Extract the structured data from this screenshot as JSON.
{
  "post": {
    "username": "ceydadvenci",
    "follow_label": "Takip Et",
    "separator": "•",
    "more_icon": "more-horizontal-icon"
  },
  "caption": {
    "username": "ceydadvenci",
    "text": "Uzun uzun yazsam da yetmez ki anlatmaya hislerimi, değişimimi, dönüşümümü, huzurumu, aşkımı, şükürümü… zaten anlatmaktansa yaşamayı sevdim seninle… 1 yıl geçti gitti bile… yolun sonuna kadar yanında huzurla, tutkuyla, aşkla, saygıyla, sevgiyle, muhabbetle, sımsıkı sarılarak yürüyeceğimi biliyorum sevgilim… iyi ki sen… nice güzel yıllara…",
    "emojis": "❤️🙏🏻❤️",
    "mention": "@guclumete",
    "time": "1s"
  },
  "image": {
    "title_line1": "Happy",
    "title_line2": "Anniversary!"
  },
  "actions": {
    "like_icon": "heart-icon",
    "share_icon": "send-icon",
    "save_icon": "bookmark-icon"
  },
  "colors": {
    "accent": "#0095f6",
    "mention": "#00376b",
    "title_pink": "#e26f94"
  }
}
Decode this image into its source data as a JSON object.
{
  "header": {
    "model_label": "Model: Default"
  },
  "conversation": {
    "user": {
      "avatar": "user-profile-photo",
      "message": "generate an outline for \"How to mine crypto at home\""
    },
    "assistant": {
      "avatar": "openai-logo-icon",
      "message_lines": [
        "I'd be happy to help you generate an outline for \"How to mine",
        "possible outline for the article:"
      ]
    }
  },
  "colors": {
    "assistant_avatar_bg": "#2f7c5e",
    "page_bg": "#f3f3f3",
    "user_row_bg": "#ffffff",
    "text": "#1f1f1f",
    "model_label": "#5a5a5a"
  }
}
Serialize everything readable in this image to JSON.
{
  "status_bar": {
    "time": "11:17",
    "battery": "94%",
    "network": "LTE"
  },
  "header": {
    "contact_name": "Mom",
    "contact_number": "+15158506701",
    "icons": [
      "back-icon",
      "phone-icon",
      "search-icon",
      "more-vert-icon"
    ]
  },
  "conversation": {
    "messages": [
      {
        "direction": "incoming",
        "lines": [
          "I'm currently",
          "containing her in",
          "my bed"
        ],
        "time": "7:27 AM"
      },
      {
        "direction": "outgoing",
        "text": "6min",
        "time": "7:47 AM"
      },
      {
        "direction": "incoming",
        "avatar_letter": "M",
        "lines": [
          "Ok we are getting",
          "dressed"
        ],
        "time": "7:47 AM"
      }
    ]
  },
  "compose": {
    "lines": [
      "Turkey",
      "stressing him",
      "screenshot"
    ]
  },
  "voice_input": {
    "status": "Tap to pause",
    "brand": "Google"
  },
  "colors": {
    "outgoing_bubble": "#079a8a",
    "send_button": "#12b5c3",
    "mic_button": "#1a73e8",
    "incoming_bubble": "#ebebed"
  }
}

*What is needed:*
Copy the material above back out, exactly as written.

*Task solution:*
Extract the structured data from this screenshot as JSON.
{
  "post": {
    "username": "ceydadvenci",
    "follow_label": "Takip Et",
    "separator": "•",
    "more_icon": "more-horizontal-icon"
  },
  "caption": {
    "username": "ceydadvenci",
    "text": "Uzun uzun yazsam da yetmez ki anlatmaya hislerimi, değişimimi, dönüşümümü, huzurumu, aşkımı, şükürümü… zaten anlatmaktansa yaşamayı sevdim seninle… 1 yıl geçti gitti bile… yolun sonuna kadar yanında huzurla, tutkuyla, aşkla, saygıyla, sevgiyle, muhabbetle, sımsıkı sarılarak yürüyeceğimi biliyorum sevgilim… iyi ki sen… nice güzel yıllara…",
    "emojis": "❤️🙏🏻❤️",
    "mention": "@guclumete",
    "time": "1s"
  },
  "image": {
    "title_line1": "Happy",
    "title_line2": "Anniversary!"
  },
  "actions": {
    "like_icon": "heart-icon",
    "share_icon": "send-icon",
    "save_icon": "bookmark-icon"
  },
  "colors": {
    "accent": "#0095f6",
    "mention": "#00376b",
    "title_pink": "#e26f94"
  }
}
Decode this image into its source data as a JSON object.
{
  "header": {
    "model_label": "Model: Default"
  },
  "conversation": {
    "user": {
      "avatar": "user-profile-photo",
      "message": "generate an outline for \"How to mine crypto at home\""
    },
    "assistant": {
      "avatar": "openai-logo-icon",
      "message_lines": [
        "I'd be happy to help you generate an outline for \"How to mine",
        "possible outline for the article:"
      ]
    }
  },
  "colors": {
    "assistant_avatar_bg": "#2f7c5e",
    "page_bg": "#f3f3f3",
    "user_row_bg": "#ffffff",
    "text": "#1f1f1f",
    "model_label": "#5a5a5a"
  }
}
Serialize everything readable in this image to JSON.
{
  "status_bar": {
    "time": "11:17",
    "battery": "94%",
    "network": "LTE"
  },
  "header": {
    "contact_name": "Mom",
    "contact_number": "+15158506701",
    "icons": [
      "back-icon",
      "phone-icon",
      "search-icon",
      "more-vert-icon"
    ]
  },
  "conversation": {
    "messages": [
      {
        "direction": "incoming",
        "lines": [
          "I'm currently",
          "containing her in",
          "my bed"
        ],
        "time": "7:27 AM"
      },
      {
        "direction": "outgoing",
        "text": "6min",
        "time": "7:47 AM"
      },
      {
        "direction": "incoming",
        "avatar_letter": "M",
        "lines": [
          "Ok we are getting",
          "dressed"
        ],
        "time": "7:47 AM"
      }
    ]
  },
  "compose": {
    "lines": [
      "Turkey",
      "stressing him",
      "screenshot"
    ]
  },
  "voice_input": {
    "status": "Tap to pause",
    "brand": "Google"
  },
  "colors": {
    "outgoing_bubble": "#079a8a",
    "send_button": "#12b5c3",
    "mic_button": "#1a73e8",
    "incoming_bubble": "#ebebed"
  }
}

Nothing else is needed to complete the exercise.